- WHAT IS NEEDED:
Write the material out again in full, exactly.
[Start ENTRIES]
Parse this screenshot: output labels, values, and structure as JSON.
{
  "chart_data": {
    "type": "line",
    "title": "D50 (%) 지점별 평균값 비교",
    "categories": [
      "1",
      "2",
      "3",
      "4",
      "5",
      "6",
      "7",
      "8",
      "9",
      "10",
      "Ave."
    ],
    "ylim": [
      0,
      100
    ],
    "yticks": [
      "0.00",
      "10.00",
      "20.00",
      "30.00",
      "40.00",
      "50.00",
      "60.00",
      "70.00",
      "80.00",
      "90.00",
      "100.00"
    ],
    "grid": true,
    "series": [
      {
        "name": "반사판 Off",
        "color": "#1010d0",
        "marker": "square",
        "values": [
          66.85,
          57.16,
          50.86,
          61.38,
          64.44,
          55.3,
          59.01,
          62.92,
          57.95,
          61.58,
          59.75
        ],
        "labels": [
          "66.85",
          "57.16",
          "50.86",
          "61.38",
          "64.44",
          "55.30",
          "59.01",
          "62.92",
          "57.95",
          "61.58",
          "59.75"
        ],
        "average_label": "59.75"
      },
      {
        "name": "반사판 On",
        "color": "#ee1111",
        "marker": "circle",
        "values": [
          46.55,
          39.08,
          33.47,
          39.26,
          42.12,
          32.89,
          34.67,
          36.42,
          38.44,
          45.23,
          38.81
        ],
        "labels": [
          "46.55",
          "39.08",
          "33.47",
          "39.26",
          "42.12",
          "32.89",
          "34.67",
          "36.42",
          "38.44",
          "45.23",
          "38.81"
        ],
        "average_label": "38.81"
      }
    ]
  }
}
[End ENTRIES]
- FULL OUTPUT:
Parse this screenshot: output labels, values, and structure as JSON.
{
  "chart_data": {
    "type": "line",
    "title": "D50 (%) 지점별 평균값 비교",
    "categories": [
      "1",
      "2",
      "3",
      "4",
      "5",
      "6",
      "7",
      "8",
      "9",
      "10",
      "Ave."
    ],
    "ylim": [
      0,
      100
    ],
    "yticks": [
      "0.00",
      "10.00",
      "20.00",
      "30.00",
      "40.00",
      "50.00",
      "60.00",
      "70.00",
      "80.00",
      "90.00",
      "100.00"
    ],
    "grid": true,
    "series": [
      {
        "name": "반사판 Off",
        "color": "#1010d0",
        "marker": "square",
        "values": [
          66.85,
          57.16,
          50.86,
          61.38,
          64.44,
          55.3,
          59.01,
          62.92,
          57.95,
          61.58,
          59.75
        ],
        "labels": [
          "66.85",
          "57.16",
          "50.86",
          "61.38",
          "64.44",
          "55.30",
          "59.01",
          "62.92",
          "57.95",
          "61.58",
          "59.75"
        ],
        "average_label": "59.75"
      },
      {
        "name": "반사판 On",
        "color": "#ee1111",
        "marker": "circle",
        "values": [
          46.55,
          39.08,
          33.47,
          39.26,
          42.12,
          32.89,
          34.67,
          36.42,
          38.44,
          45.23,
          38.81
        ],
        "labels": [
          "46.55",
          "39.08",
          "33.47",
          "39.26",
          "42.12",
          "32.89",
          "34.67",
          "36.42",
          "38.44",
          "45.23",
          "38.81"
        ],
        "average_label": "38.81"
      }
    ]
  }
}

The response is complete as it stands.